Objective ::
Among the entries below, find the lines with "screenshot" and copy them.

Material supplied ::

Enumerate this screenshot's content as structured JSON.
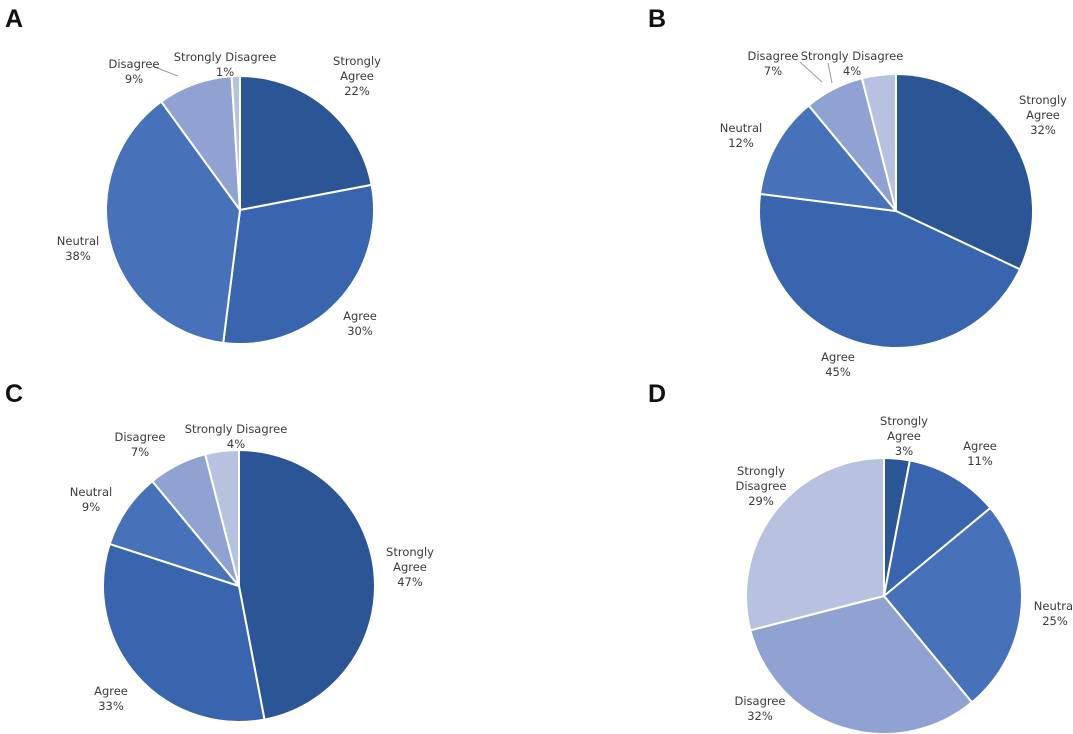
{
  "chart_data": [
    {
      "type": "pie",
      "panel": "A",
      "start": "top, clockwise",
      "slices": [
        {
          "label": [
            "Strongly",
            "Agree"
          ],
          "value": 22,
          "value_text": "22%",
          "color": "#2c5596"
        },
        {
          "label": [
            "Agree"
          ],
          "value": 30,
          "value_text": "30%",
          "color": "#3965af"
        },
        {
          "label": [
            "Neutral"
          ],
          "value": 38,
          "value_text": "38%",
          "color": "#4772ba"
        },
        {
          "label": [
            "Disagree"
          ],
          "value": 9,
          "value_text": "9%",
          "color": "#8fa2d2"
        },
        {
          "label": [
            "Strongly Disagree"
          ],
          "value": 1,
          "value_text": "1%",
          "color": "#b8c2e0"
        }
      ]
    },
    {
      "type": "pie",
      "panel": "B",
      "start": "top, clockwise",
      "slices": [
        {
          "label": [
            "Strongly",
            "Agree"
          ],
          "value": 32,
          "value_text": "32%",
          "color": "#2c5596"
        },
        {
          "label": [
            "Agree"
          ],
          "value": 45,
          "value_text": "45%",
          "color": "#3965af"
        },
        {
          "label": [
            "Neutral"
          ],
          "value": 12,
          "value_text": "12%",
          "color": "#4772ba"
        },
        {
          "label": [
            "Disagree"
          ],
          "value": 7,
          "value_text": "7%",
          "color": "#8fa2d2"
        },
        {
          "label": [
            "Strongly Disagree"
          ],
          "value": 4,
          "value_text": "4%",
          "color": "#b8c2e0"
        }
      ]
    },
    {
      "type": "pie",
      "panel": "C",
      "start": "top, clockwise",
      "slices": [
        {
          "label": [
            "Strongly",
            "Agree"
          ],
          "value": 47,
          "value_text": "47%",
          "color": "#2c5596"
        },
        {
          "label": [
            "Agree"
          ],
          "value": 33,
          "value_text": "33%",
          "color": "#3965af"
        },
        {
          "label": [
            "Neutral"
          ],
          "value": 9,
          "value_text": "9%",
          "color": "#4772ba"
        },
        {
          "label": [
            "Disagree"
          ],
          "value": 7,
          "value_text": "7%",
          "color": "#8fa2d2"
        },
        {
          "label": [
            "Strongly Disagree"
          ],
          "value": 4,
          "value_text": "4%",
          "color": "#b8c2e0"
        }
      ]
    },
    {
      "type": "pie",
      "panel": "D",
      "start": "top, clockwise",
      "slices": [
        {
          "label": [
            "Strongly",
            "Agree"
          ],
          "value": 3,
          "value_text": "3%",
          "color": "#2c5596"
        },
        {
          "label": [
            "Agree"
          ],
          "value": 11,
          "value_text": "11%",
          "color": "#3965af"
        },
        {
          "label": [
            "Neutral"
          ],
          "value": 25,
          "value_text": "25%",
          "color": "#4772ba"
        },
        {
          "label": [
            "Disagree"
          ],
          "value": 32,
          "value_text": "32%",
          "color": "#8fa2d2"
        },
        {
          "label": [
            "Strongly",
            "Disagree"
          ],
          "value": 29,
          "value_text": "29%",
          "color": "#b8c2e0"
        }
      ]
    }
  ]
}
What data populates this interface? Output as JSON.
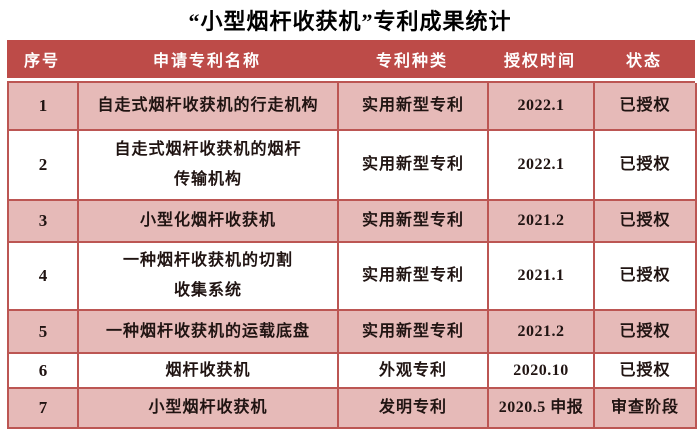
{
  "title": "“小型烟杆收获机”专利成果统计",
  "colors": {
    "header_bg": "#BD4B48",
    "row_pink": "#E6BAB8",
    "row_white": "#FFFFFF",
    "border": "#BC5653",
    "header_text": "#FFFFFF",
    "cell_text": "#201412",
    "title_text": "#000000"
  },
  "table": {
    "headers": [
      "序号",
      "申请专利名称",
      "专利种类",
      "授权时间",
      "状态"
    ],
    "rows": [
      {
        "no": "1",
        "name": "自走式烟杆收获机的行走机构",
        "type": "实用新型专利",
        "time": "2022.1",
        "status": "已授权"
      },
      {
        "no": "2",
        "name": "自走式烟杆收获机的烟杆\n传输机构",
        "type": "实用新型专利",
        "time": "2022.1",
        "status": "已授权"
      },
      {
        "no": "3",
        "name": "小型化烟杆收获机",
        "type": "实用新型专利",
        "time": "2021.2",
        "status": "已授权"
      },
      {
        "no": "4",
        "name": "一种烟杆收获机的切割\n收集系统",
        "type": "实用新型专利",
        "time": "2021.1",
        "status": "已授权"
      },
      {
        "no": "5",
        "name": "一种烟杆收获机的运载底盘",
        "type": "实用新型专利",
        "time": "2021.2",
        "status": "已授权"
      },
      {
        "no": "6",
        "name": "烟杆收获机",
        "type": "外观专利",
        "time": "2020.10",
        "status": "已授权"
      },
      {
        "no": "7",
        "name": "小型烟杆收获机",
        "type": "发明专利",
        "time": "2020.5 申报",
        "status": "审查阶段"
      }
    ]
  }
}
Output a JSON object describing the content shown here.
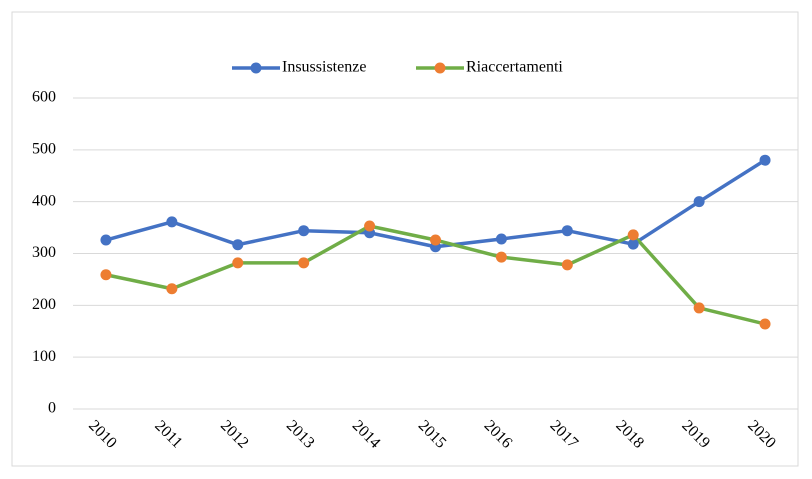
{
  "chart_data": {
    "type": "line",
    "categories": [
      "2010",
      "2011",
      "2012",
      "2013",
      "2014",
      "2015",
      "2016",
      "2017",
      "2018",
      "2019",
      "2020"
    ],
    "series": [
      {
        "name": "Insussistenze",
        "color": "#4472c4",
        "marker_color": "#4472c4",
        "values": [
          326,
          361,
          317,
          344,
          340,
          313,
          328,
          344,
          318,
          400,
          480
        ]
      },
      {
        "name": "Riaccertamenti",
        "color": "#70ad47",
        "marker_color": "#ed7d31",
        "values": [
          259,
          232,
          282,
          282,
          353,
          326,
          293,
          278,
          336,
          195,
          164
        ]
      }
    ],
    "ylim": [
      0,
      600
    ],
    "yticks": [
      0,
      100,
      200,
      300,
      400,
      500,
      600
    ],
    "grid": true,
    "legend": "top"
  }
}
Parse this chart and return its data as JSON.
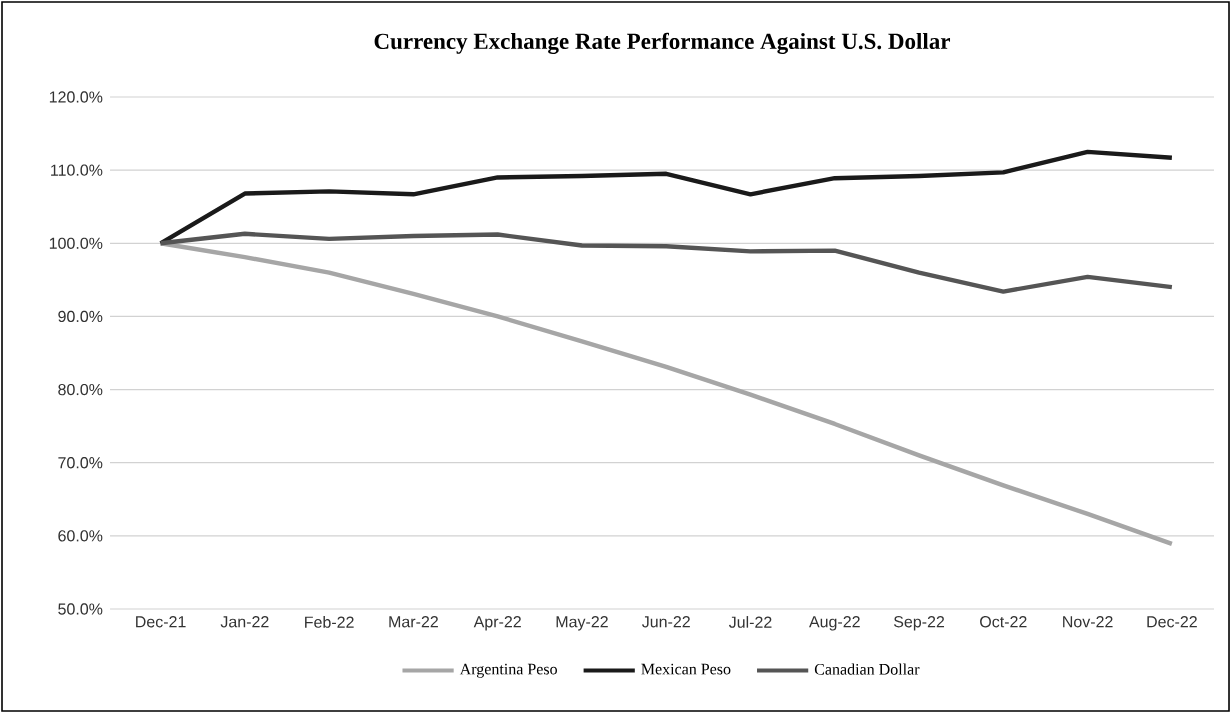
{
  "chart_data": {
    "type": "line",
    "title": "Currency Exchange Rate Performance Against U.S. Dollar",
    "categories": [
      "Dec-21",
      "Jan-22",
      "Feb-22",
      "Mar-22",
      "Apr-22",
      "May-22",
      "Jun-22",
      "Jul-22",
      "Aug-22",
      "Sep-22",
      "Oct-22",
      "Nov-22",
      "Dec-22"
    ],
    "series": [
      {
        "name": "Argentina Peso",
        "color": "#a6a6a6",
        "values": [
          100,
          98.1,
          96.0,
          93.1,
          90.0,
          86.6,
          83.1,
          79.3,
          75.3,
          71.0,
          66.9,
          63.0,
          58.9
        ]
      },
      {
        "name": "Mexican Peso",
        "color": "#1a1a1a",
        "values": [
          100,
          106.8,
          107.1,
          106.7,
          109.0,
          109.2,
          109.5,
          106.7,
          108.9,
          109.2,
          109.7,
          112.5,
          111.7
        ]
      },
      {
        "name": "Canadian Dollar",
        "color": "#555555",
        "values": [
          100,
          101.3,
          100.6,
          101.0,
          101.2,
          99.7,
          99.6,
          98.9,
          99.0,
          96.0,
          93.4,
          95.4,
          94.0
        ]
      }
    ],
    "ylim": [
      50,
      120
    ],
    "yticks": [
      {
        "value": 50,
        "label": "50.0%"
      },
      {
        "value": 60,
        "label": "60.0%"
      },
      {
        "value": 70,
        "label": "70.0%"
      },
      {
        "value": 80,
        "label": "80.0%"
      },
      {
        "value": 90,
        "label": "90.0%"
      },
      {
        "value": 100,
        "label": "100.0%"
      },
      {
        "value": 110,
        "label": "110.0%"
      },
      {
        "value": 120,
        "label": "120.0%"
      }
    ],
    "grid": "y",
    "legend": "bottom",
    "marker": "none",
    "line_style": "solid"
  }
}
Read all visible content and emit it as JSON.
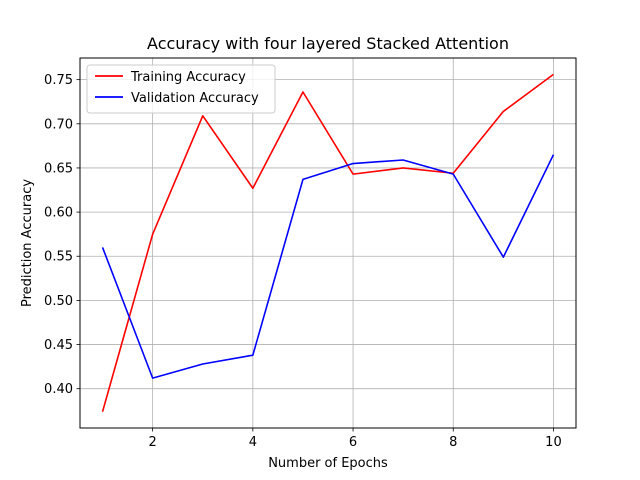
{
  "chart_data": {
    "type": "line",
    "title": "Accuracy with four layered Stacked Attention",
    "xlabel": "Number of Epochs",
    "ylabel": "Prediction Accuracy",
    "x": [
      1,
      2,
      3,
      4,
      5,
      6,
      7,
      8,
      9,
      10
    ],
    "xlim": [
      0.55,
      10.45
    ],
    "ylim": [
      0.3555,
      0.7745
    ],
    "xticks": [
      2,
      4,
      6,
      8,
      10
    ],
    "xtick_labels": [
      "2",
      "4",
      "6",
      "8",
      "10"
    ],
    "yticks": [
      0.4,
      0.45,
      0.5,
      0.55,
      0.6,
      0.65,
      0.7,
      0.75
    ],
    "ytick_labels": [
      "0.40",
      "0.45",
      "0.50",
      "0.55",
      "0.60",
      "0.65",
      "0.70",
      "0.75"
    ],
    "grid": true,
    "legend_position": "top-left",
    "series": [
      {
        "name": "Training Accuracy",
        "color": "#ff0000",
        "values": [
          0.374,
          0.575,
          0.709,
          0.627,
          0.736,
          0.643,
          0.65,
          0.644,
          0.714,
          0.756
        ]
      },
      {
        "name": "Validation Accuracy",
        "color": "#0000ff",
        "values": [
          0.56,
          0.412,
          0.428,
          0.438,
          0.637,
          0.655,
          0.659,
          0.643,
          0.549,
          0.665
        ]
      }
    ]
  }
}
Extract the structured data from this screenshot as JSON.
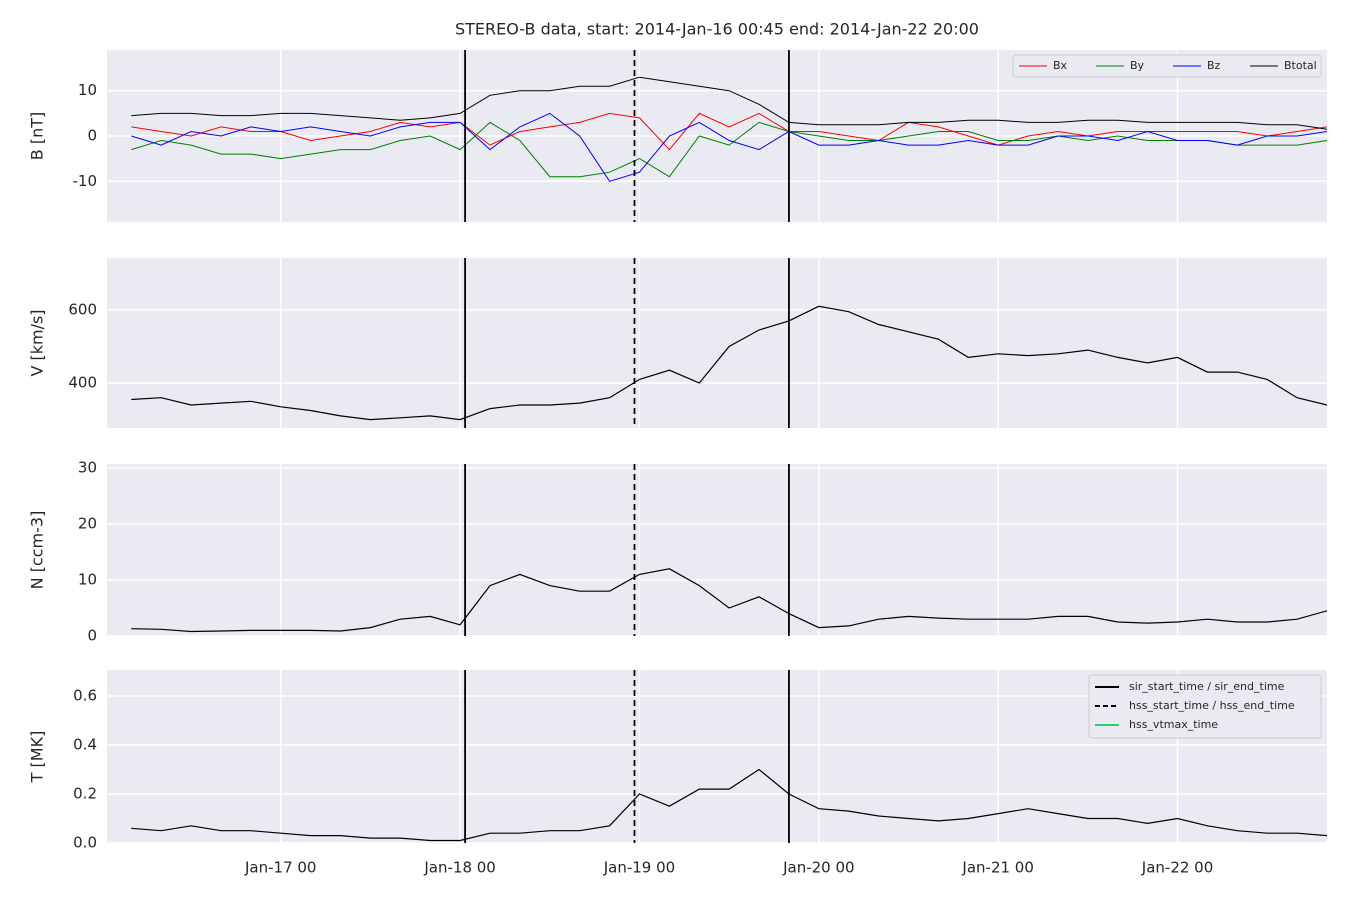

Output of the task ::
Enumerate this screenshot's content as structured JSON.
Extract the structured data from this screenshot as JSON.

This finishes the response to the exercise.